== PAGE

- One of the original, most proven, cruiser style electric bikes. With a lower price point, larger dealer network, and the addition of pedal assist in recent years... this ebike stands out from the crowd. Available in two frame styles (step-thru and high-step) two wheel sizes (24" and 26") and three colors (Coral, Blue, or Red).
- Beautiful aesthetic with premium paint on the frame, fork, chain cover, and even the rims! Whitewalled tires set off the white branding accents on the frame and improve safety by reflecting more light from the side. The battery pack has a 3-LED rear light built in that can operate even if the motor and display are turned off. The bike is pre-wired for an optional headlight too.
- Large 180mm mechanical disc brakes provide good stopping power, and the brake levers send a cutoff signal to the motor whenever they are pulled. Great 7-speed drivetrain with a wider 12 to 32 tooth cassette provides easier starts and climbing, the Shimano Acera derailleur is two steps up from the base and tends to be very reliable. Oversized thumb shifter is intuitive and easy to operate with gloves.
- Reliable Dapu planetary geared hub motor and Samsung battery pack. Optional battery capacity upgrade, matching fenders, suspension seatpost, puncture resistant tires, side mirrors, and more. Industry-leading five year limited warranty. Upgrade path to Interceptor with hydraulic disc brakes and even larger battery options. Trade-offs include rear heavy design, limited suspension, and center mount kickstand.
This review was provided for free, but Pedego Glendale Peoria supplied a temporary demo bike for me to test. My goal is to be transparent and unbiased with you, this video and writeup are not meant to be an endorsement of Pedego products. I welcome your corrections, additions, and feedback in the comments below, and the Pedego electric bike forums.
- Pedego dates all the way back to 2007, when the founders began converting traditional beach cruiser bicycles into electric bikes by adding motors and battery packs. They maintain the fun vintage styles but have refined the offering year over year since I began reviewing them in 2013! The Comfort Cruiser was actually the first ebike I ever covered from them, and you can see that review here for comparison.
- The original Pedego Comfort Cruiser model used a gearless direct drive motor that weighed more, looked uglier, and added some drag when coasting. It used a double-leg center stand that hung down further and would sometimes collide with curbs and other obstacles. The rear rack was less sturdy, and did not surround the battery box. It only had one disc brake (in the front) and relied on a weaker band brake in the rear. And, it only had six gears with a much more limited 14 to 28 tooth freewheel, and no pedal assist!

====

# EXERCISE TASKS
**1.** In the review, what is the size of the mechanical disc brakes?
**2.** Return the listing's lines from its first line up to and including the line containing "shaderforge-watermark: Created using", copied verbatim.
The review and the listing are unrelated to each other.

== RECORDED INFORMATION

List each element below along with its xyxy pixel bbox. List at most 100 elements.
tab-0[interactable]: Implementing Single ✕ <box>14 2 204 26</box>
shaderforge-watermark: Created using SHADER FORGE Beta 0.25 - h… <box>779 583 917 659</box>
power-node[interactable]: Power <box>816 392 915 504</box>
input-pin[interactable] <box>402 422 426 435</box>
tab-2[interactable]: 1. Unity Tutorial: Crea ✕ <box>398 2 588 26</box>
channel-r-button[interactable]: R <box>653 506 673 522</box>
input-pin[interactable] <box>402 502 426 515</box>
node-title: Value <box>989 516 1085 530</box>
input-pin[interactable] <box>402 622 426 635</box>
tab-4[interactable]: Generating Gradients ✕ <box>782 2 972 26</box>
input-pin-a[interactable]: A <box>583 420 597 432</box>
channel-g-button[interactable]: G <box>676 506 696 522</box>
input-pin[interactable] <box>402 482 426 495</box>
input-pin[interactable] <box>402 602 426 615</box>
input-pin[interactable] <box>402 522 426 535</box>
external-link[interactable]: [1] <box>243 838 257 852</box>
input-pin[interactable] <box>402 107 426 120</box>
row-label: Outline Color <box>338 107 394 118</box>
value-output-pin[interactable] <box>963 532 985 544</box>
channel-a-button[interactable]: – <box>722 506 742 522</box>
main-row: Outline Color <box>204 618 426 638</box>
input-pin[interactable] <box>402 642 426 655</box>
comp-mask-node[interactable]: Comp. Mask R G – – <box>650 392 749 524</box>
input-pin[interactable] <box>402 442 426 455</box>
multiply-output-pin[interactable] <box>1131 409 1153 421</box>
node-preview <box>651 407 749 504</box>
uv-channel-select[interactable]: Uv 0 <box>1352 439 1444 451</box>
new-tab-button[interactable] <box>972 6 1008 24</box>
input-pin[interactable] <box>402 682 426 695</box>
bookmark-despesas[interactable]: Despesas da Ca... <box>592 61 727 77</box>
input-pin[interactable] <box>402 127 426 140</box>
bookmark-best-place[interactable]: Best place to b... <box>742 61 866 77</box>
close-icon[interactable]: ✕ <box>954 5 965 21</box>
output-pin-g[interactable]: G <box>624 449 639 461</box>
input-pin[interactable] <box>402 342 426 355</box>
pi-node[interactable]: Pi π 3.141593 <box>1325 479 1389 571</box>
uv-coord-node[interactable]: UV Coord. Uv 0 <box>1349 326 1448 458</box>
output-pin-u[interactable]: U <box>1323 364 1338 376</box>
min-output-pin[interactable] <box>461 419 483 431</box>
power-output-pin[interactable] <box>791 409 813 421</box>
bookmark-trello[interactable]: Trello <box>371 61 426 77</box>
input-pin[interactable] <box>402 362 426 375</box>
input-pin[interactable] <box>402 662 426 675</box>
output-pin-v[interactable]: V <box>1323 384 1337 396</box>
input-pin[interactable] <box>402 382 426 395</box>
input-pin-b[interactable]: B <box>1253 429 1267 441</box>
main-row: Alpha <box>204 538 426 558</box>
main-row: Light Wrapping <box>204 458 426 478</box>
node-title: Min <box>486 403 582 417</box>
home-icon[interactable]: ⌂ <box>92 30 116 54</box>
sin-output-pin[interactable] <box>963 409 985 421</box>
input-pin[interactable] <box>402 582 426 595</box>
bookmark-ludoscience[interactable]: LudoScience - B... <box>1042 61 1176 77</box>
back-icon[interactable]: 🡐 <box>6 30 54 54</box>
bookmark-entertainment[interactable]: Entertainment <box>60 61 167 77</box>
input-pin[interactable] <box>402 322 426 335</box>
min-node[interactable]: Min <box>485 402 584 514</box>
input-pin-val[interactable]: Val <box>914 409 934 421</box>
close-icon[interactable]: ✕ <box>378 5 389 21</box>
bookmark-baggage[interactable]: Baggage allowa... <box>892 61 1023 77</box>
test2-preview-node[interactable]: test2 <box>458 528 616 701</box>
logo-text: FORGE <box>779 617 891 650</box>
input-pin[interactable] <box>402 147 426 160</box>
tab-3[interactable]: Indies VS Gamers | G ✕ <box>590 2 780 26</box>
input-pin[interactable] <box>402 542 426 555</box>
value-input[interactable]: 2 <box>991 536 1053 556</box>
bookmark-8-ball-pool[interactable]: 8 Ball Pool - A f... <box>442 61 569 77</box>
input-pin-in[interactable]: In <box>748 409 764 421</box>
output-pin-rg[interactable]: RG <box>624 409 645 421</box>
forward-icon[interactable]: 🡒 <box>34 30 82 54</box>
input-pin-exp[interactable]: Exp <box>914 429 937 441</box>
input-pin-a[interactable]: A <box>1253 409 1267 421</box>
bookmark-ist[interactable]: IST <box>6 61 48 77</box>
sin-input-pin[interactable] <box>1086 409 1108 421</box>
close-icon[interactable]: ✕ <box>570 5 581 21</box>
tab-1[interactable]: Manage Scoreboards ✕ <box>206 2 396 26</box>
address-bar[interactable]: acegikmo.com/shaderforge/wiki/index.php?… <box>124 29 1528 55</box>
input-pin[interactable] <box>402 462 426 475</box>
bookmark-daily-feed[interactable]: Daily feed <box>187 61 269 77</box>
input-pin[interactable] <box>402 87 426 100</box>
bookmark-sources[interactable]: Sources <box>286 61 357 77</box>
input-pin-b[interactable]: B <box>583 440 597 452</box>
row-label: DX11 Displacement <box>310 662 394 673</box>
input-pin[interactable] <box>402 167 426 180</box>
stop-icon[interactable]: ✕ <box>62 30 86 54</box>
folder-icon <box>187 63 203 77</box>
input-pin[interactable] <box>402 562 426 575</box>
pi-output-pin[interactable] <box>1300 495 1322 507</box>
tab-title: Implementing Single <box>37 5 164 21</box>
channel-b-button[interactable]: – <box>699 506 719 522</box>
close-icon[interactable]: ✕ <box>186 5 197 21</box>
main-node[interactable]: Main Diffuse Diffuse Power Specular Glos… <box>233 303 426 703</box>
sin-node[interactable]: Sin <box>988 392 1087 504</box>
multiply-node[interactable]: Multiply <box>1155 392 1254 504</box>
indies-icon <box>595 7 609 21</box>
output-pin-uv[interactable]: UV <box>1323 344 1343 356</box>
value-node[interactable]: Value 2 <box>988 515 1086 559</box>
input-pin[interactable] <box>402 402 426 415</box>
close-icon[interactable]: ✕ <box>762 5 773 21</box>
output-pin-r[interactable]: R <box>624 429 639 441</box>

====

# ANSWERS IN ORDER
**1.** They are 180mm.

**2.**
List each element below along with its xyxy pixel bbox. List at most 100 elements.
tab-0[interactable]: Implementing Single ✕ <box>14 2 204 26</box>
shaderforge-watermark: Created using SHADER FORGE Beta 0.25 - h… <box>779 583 917 659</box>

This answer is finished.